**Work instructions:** Skip every picture and transcribe the remaining material exactly.

**Supplied data:**
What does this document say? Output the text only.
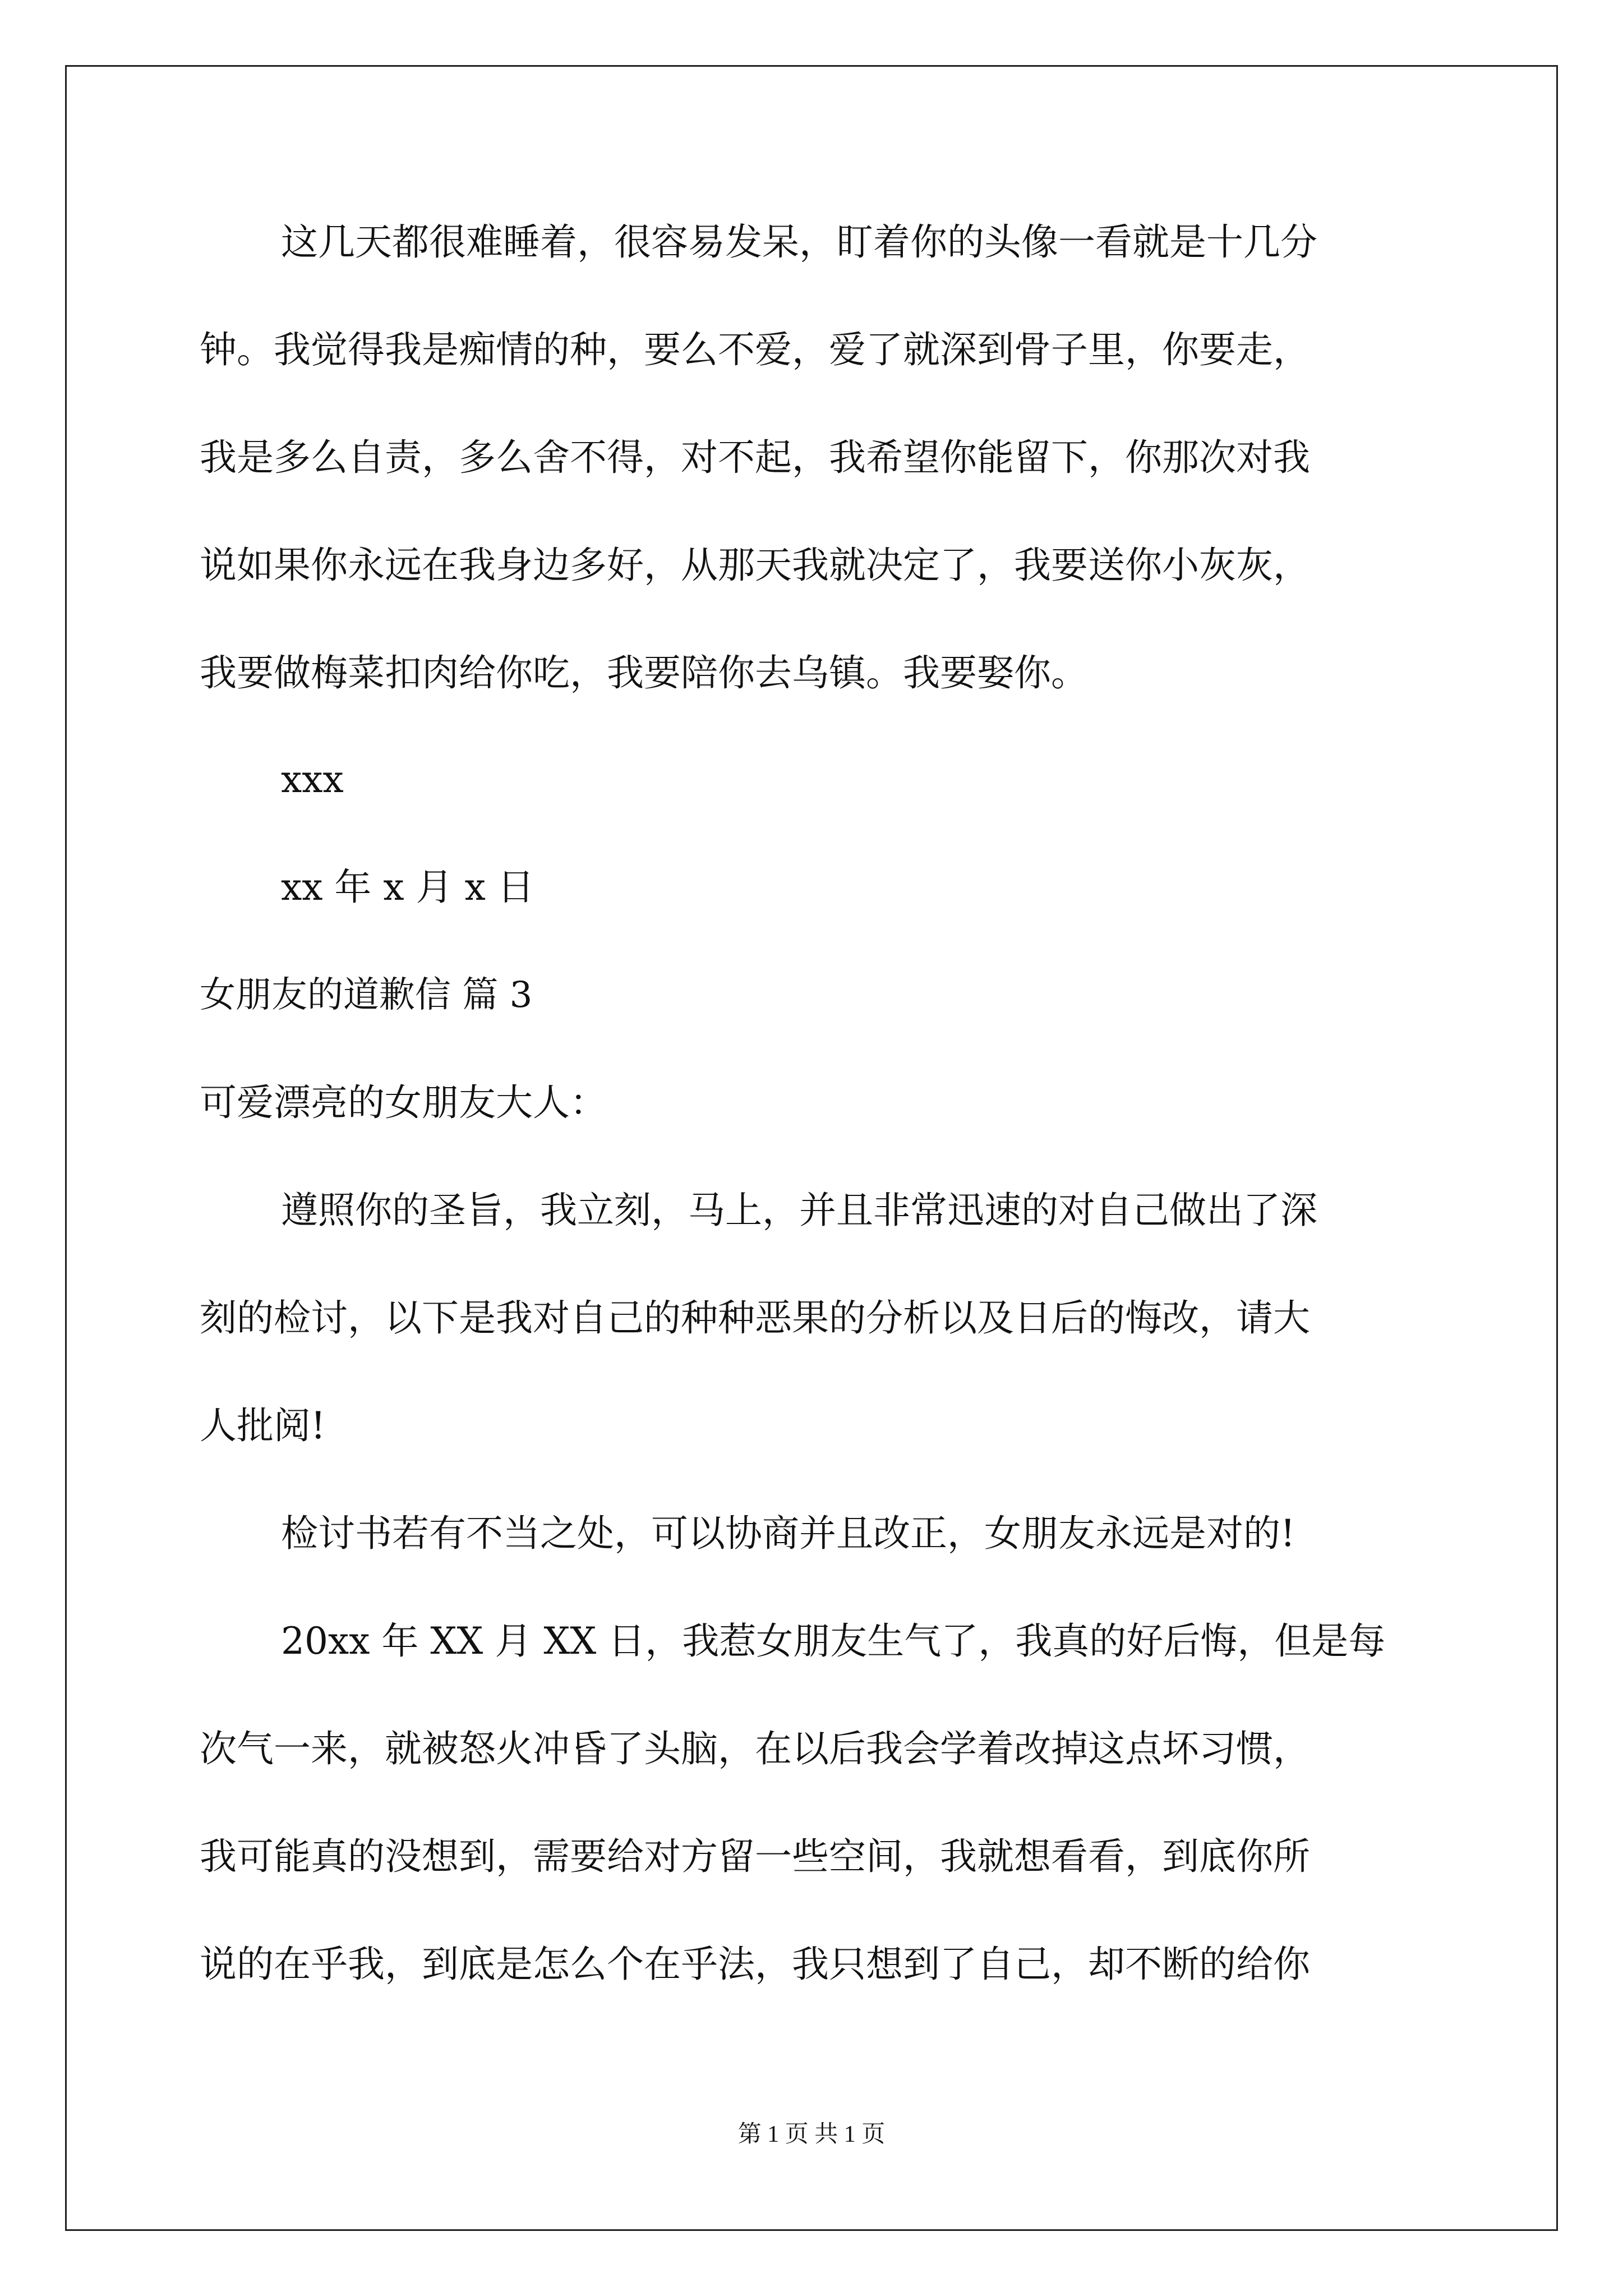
这几天都很难睡着，很容易发呆，盯着你的头像一看就是十几分
钟。我觉得我是痴情的种，要么不爱，爱了就深到骨子里，你要走，
我是多么自责，多么舍不得，对不起，我希望你能留下，你那次对我
说如果你永远在我身边多好，从那天我就决定了，我要送你小灰灰，
我要做梅菜扣肉给你吃，我要陪你去乌镇。我要娶你。
xxx
xx 年 x 月 x 日
女朋友的道歉信 篇 3
可爱漂亮的女朋友大人：
遵照你的圣旨，我立刻，马上，并且非常迅速的对自己做出了深
刻的检讨，以下是我对自己的种种恶果的分析以及日后的悔改，请大
人批阅!
检讨书若有不当之处，可以协商并且改正，女朋友永远是对的!
20xx 年 XX 月 XX 日，我惹女朋友生气了，我真的好后悔，但是每
次气一来，就被怒火冲昏了头脑，在以后我会学着改掉这点坏习惯，
我可能真的没想到，需要给对方留一些空间，我就想看看，到底你所
说的在乎我，到底是怎么个在乎法，我只想到了自己，却不断的给你
第 1 页 共 1 页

**Reply to the exercise:**
What does this document say? Output the text only.
这几天都很难睡着，很容易发呆，盯着你的头像一看就是十几分
钟。我觉得我是痴情的种，要么不爱，爱了就深到骨子里，你要走，
我是多么自责，多么舍不得，对不起，我希望你能留下，你那次对我
说如果你永远在我身边多好，从那天我就决定了，我要送你小灰灰，
我要做梅菜扣肉给你吃，我要陪你去乌镇。我要娶你。
xxx
xx 年 x 月 x 日
女朋友的道歉信 篇 3
可爱漂亮的女朋友大人：
遵照你的圣旨，我立刻，马上，并且非常迅速的对自己做出了深
刻的检讨，以下是我对自己的种种恶果的分析以及日后的悔改，请大
人批阅!
检讨书若有不当之处，可以协商并且改正，女朋友永远是对的!
20xx 年 XX 月 XX 日，我惹女朋友生气了，我真的好后悔，但是每
次气一来，就被怒火冲昏了头脑，在以后我会学着改掉这点坏习惯，
我可能真的没想到，需要给对方留一些空间，我就想看看，到底你所
说的在乎我，到底是怎么个在乎法，我只想到了自己，却不断的给你
第 1 页 共 1 页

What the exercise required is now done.